Identify each line below that contains the word "name", and copy it out.

Excerpt from a dataset

-- START --

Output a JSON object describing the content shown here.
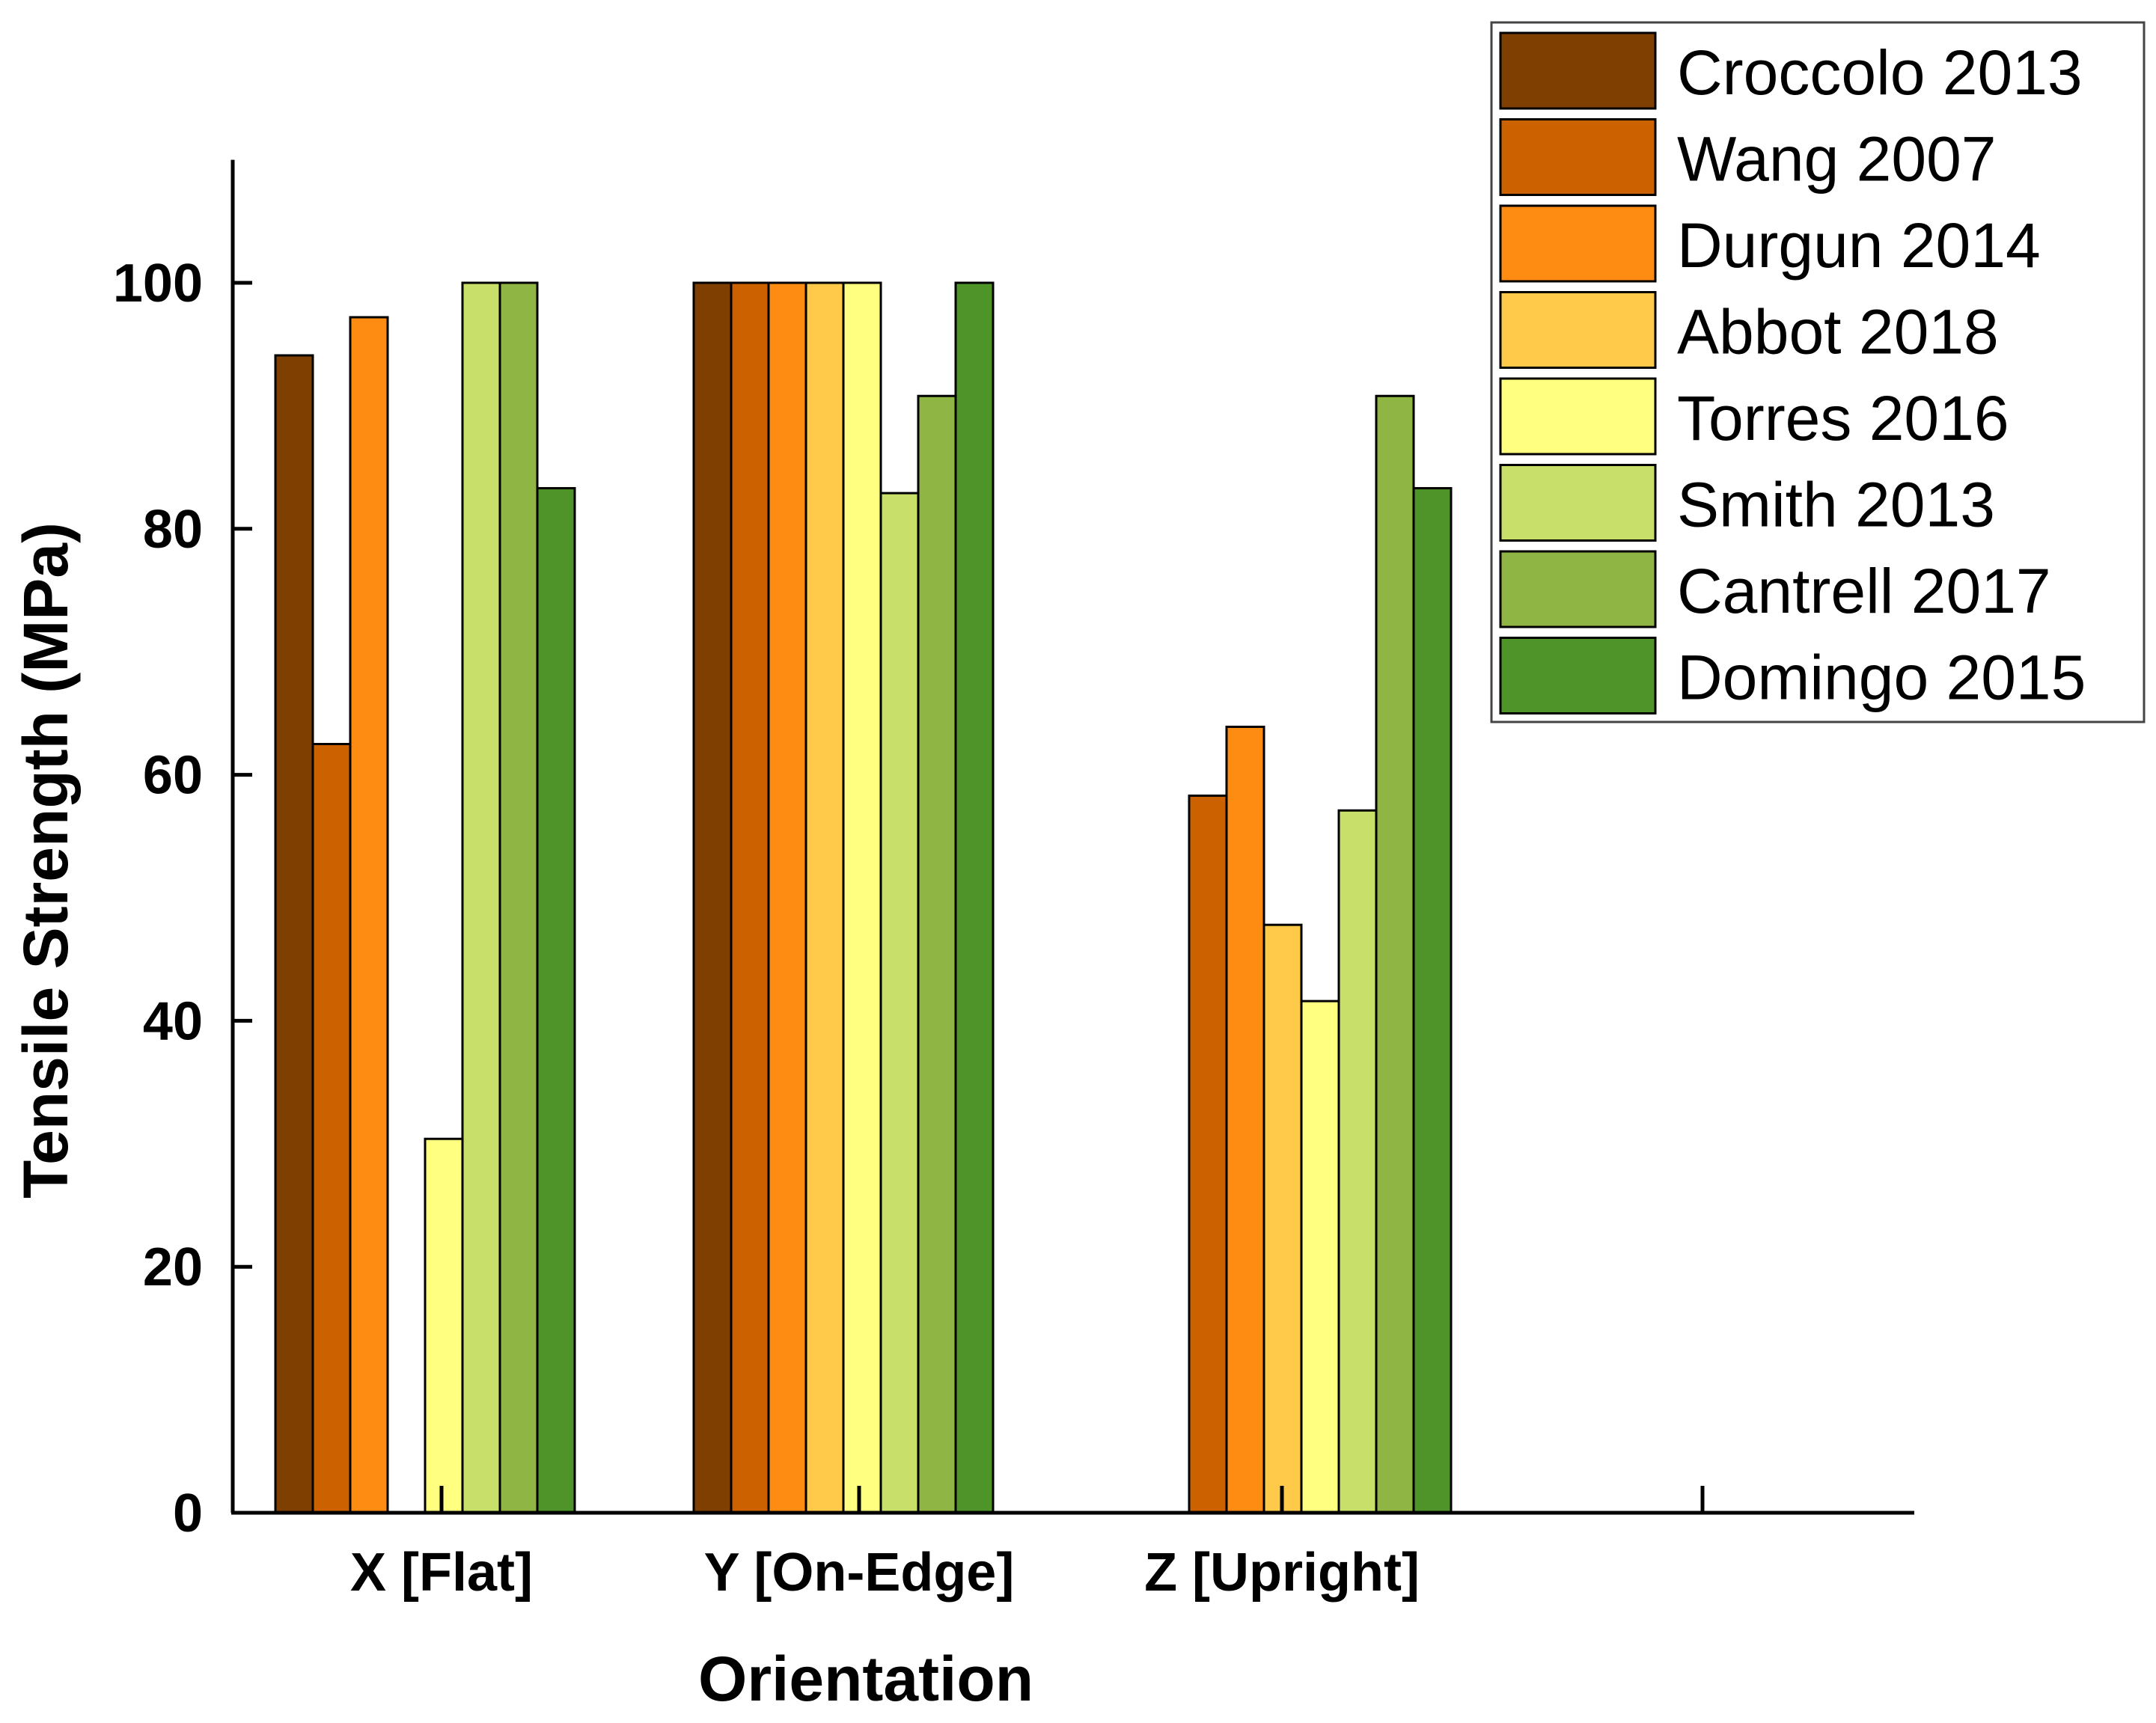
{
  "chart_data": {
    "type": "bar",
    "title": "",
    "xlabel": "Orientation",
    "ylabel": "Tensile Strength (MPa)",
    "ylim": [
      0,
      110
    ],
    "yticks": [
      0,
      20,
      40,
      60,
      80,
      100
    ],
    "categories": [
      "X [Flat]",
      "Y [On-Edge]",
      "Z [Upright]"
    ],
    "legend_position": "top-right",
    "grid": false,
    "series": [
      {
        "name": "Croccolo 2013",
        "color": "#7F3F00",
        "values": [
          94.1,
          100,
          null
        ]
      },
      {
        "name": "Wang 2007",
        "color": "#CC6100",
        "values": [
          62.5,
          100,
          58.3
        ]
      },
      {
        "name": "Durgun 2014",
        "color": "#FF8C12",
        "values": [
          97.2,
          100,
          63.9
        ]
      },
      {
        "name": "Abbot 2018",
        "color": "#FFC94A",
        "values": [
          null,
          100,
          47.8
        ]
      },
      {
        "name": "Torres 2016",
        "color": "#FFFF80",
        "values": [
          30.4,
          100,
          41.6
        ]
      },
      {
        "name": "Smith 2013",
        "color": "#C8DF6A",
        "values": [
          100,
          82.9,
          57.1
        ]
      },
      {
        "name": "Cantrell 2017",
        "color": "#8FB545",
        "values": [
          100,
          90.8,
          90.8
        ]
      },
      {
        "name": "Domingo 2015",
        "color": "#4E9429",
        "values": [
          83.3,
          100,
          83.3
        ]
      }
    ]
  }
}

-- END --

● **Response to this task**:
        "name": "Croccolo 2013",
        "name": "Wang 2007",
        "name": "Durgun 2014",
        "name": "Abbot 2018",
        "name": "Torres 2016",
        "name": "Smith 2013",
        "name": "Cantrell 2017",
        "name": "Domingo 2015",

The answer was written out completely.